Exercise prompt:
Skip the pictures. Copy all the rest of the records down exactly.

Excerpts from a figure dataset
* BEGIN *

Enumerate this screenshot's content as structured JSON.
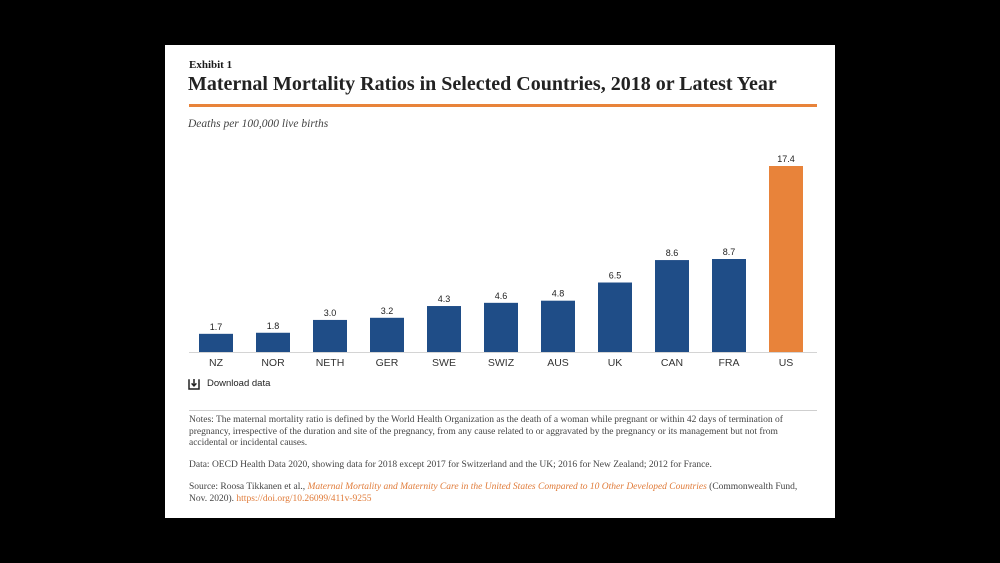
{
  "header": {
    "exhibit_label": "Exhibit 1"
  },
  "chart_data": {
    "type": "bar",
    "title": "Maternal Mortality Ratios in Selected Countries, 2018 or Latest Year",
    "ylabel": "Deaths per 100,000 live births",
    "categories": [
      "NZ",
      "NOR",
      "NETH",
      "GER",
      "SWE",
      "SWIZ",
      "AUS",
      "UK",
      "CAN",
      "FRA",
      "US"
    ],
    "values": [
      1.7,
      1.8,
      3.0,
      3.2,
      4.3,
      4.6,
      4.8,
      6.5,
      8.6,
      8.7,
      17.4
    ],
    "ylim": [
      0,
      17.4
    ],
    "grid": false,
    "bar_colors": [
      "#1f4d87",
      "#1f4d87",
      "#1f4d87",
      "#1f4d87",
      "#1f4d87",
      "#1f4d87",
      "#1f4d87",
      "#1f4d87",
      "#1f4d87",
      "#1f4d87",
      "#e8833a"
    ]
  },
  "actions": {
    "download_label": "Download data",
    "download_icon": "download-icon"
  },
  "footnotes": {
    "notes": "Notes: The maternal mortality ratio is defined by the World Health Organization as the death of a woman while pregnant or within 42 days of termination of pregnancy, irrespective of the duration and site of the pregnancy, from any cause related to or aggravated by the pregnancy or its management but not from accidental or incidental causes.",
    "data": "Data: OECD Health Data 2020, showing data for 2018 except 2017 for Switzerland and the UK; 2016 for New Zealand; 2012 for France.",
    "source_prefix": "Source: Roosa Tikkanen et al.,",
    "source_title": "Maternal Mortality and Maternity Care in the United States Compared to 10 Other Developed Countries",
    "source_publisher": "(Commonwealth Fund, Nov. 2020).",
    "source_url": "https://doi.org/10.26099/411v-9255"
  },
  "theme": {
    "accent": "#e8833a",
    "link": "#e07b39",
    "text": "#222222"
  }
}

* END *

Response to the exercise:
Enumerate this screenshot's content as structured JSON.
{
  "header": {
    "exhibit_label": "Exhibit 1"
  },
  "chart_data": {
    "type": "bar",
    "title": "Maternal Mortality Ratios in Selected Countries, 2018 or Latest Year",
    "ylabel": "Deaths per 100,000 live births",
    "categories": [
      "NZ",
      "NOR",
      "NETH",
      "GER",
      "SWE",
      "SWIZ",
      "AUS",
      "UK",
      "CAN",
      "FRA",
      "US"
    ],
    "values": [
      1.7,
      1.8,
      3.0,
      3.2,
      4.3,
      4.6,
      4.8,
      6.5,
      8.6,
      8.7,
      17.4
    ],
    "ylim": [
      0,
      17.4
    ],
    "grid": false,
    "bar_colors": [
      "#1f4d87",
      "#1f4d87",
      "#1f4d87",
      "#1f4d87",
      "#1f4d87",
      "#1f4d87",
      "#1f4d87",
      "#1f4d87",
      "#1f4d87",
      "#1f4d87",
      "#e8833a"
    ]
  },
  "actions": {
    "download_label": "Download data",
    "download_icon": "download-icon"
  },
  "footnotes": {
    "notes": "Notes: The maternal mortality ratio is defined by the World Health Organization as the death of a woman while pregnant or within 42 days of termination of pregnancy, irrespective of the duration and site of the pregnancy, from any cause related to or aggravated by the pregnancy or its management but not from accidental or incidental causes.",
    "data": "Data: OECD Health Data 2020, showing data for 2018 except 2017 for Switzerland and the UK; 2016 for New Zealand; 2012 for France.",
    "source_prefix": "Source: Roosa Tikkanen et al.,",
    "source_title": "Maternal Mortality and Maternity Care in the United States Compared to 10 Other Developed Countries",
    "source_publisher": "(Commonwealth Fund, Nov. 2020).",
    "source_url": "https://doi.org/10.26099/411v-9255"
  },
  "theme": {
    "accent": "#e8833a",
    "link": "#e07b39",
    "text": "#222222"
  }
}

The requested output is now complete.